[Stored data]
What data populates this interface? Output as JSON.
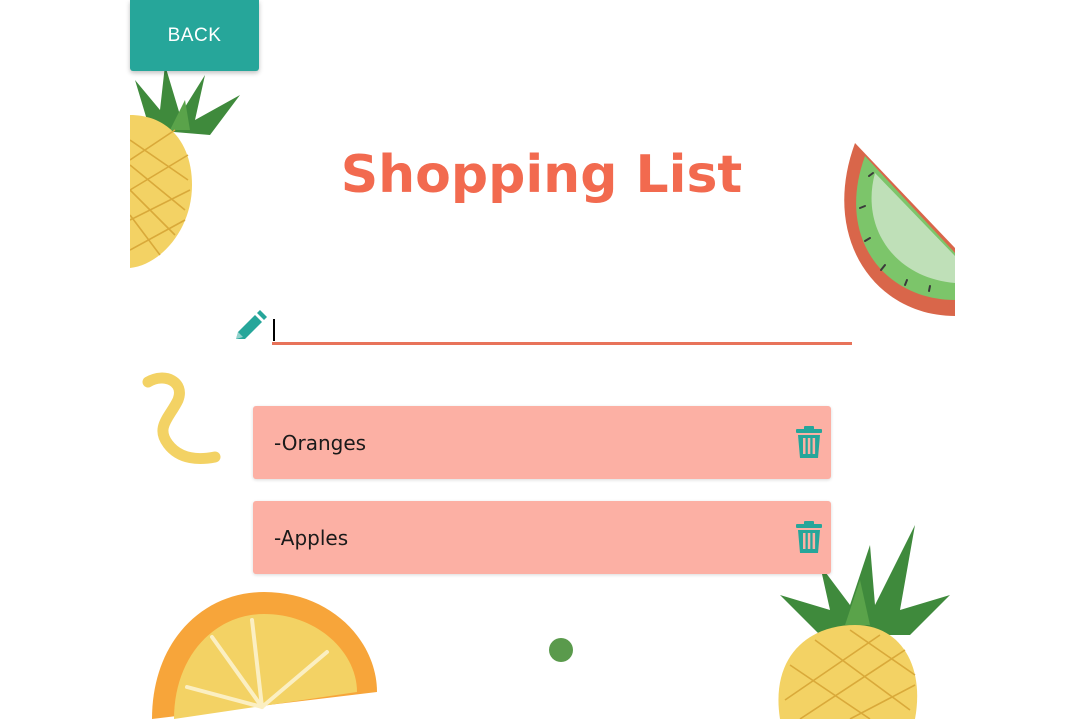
{
  "header": {
    "back_label": "BACK"
  },
  "page": {
    "title": "Shopping List"
  },
  "input": {
    "value": "",
    "placeholder": ""
  },
  "items": [
    {
      "label": "-Oranges"
    },
    {
      "label": "-Apples"
    }
  ],
  "icons": {
    "pencil": "pencil-icon",
    "delete": "trash-icon"
  },
  "colors": {
    "accent": "#26a69a",
    "title": "#f26a4f",
    "item_background": "#fcb0a4",
    "input_underline": "#e8735a"
  }
}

◆ Written instruction
Write out the listing word for word, omitting the pictures it holds.

◆ Result of the task
What data populates this interface? Output as JSON.
{
  "header": {
    "back_label": "BACK"
  },
  "page": {
    "title": "Shopping List"
  },
  "input": {
    "value": "",
    "placeholder": ""
  },
  "items": [
    {
      "label": "-Oranges"
    },
    {
      "label": "-Apples"
    }
  ],
  "icons": {
    "pencil": "pencil-icon",
    "delete": "trash-icon"
  },
  "colors": {
    "accent": "#26a69a",
    "title": "#f26a4f",
    "item_background": "#fcb0a4",
    "input_underline": "#e8735a"
  }
}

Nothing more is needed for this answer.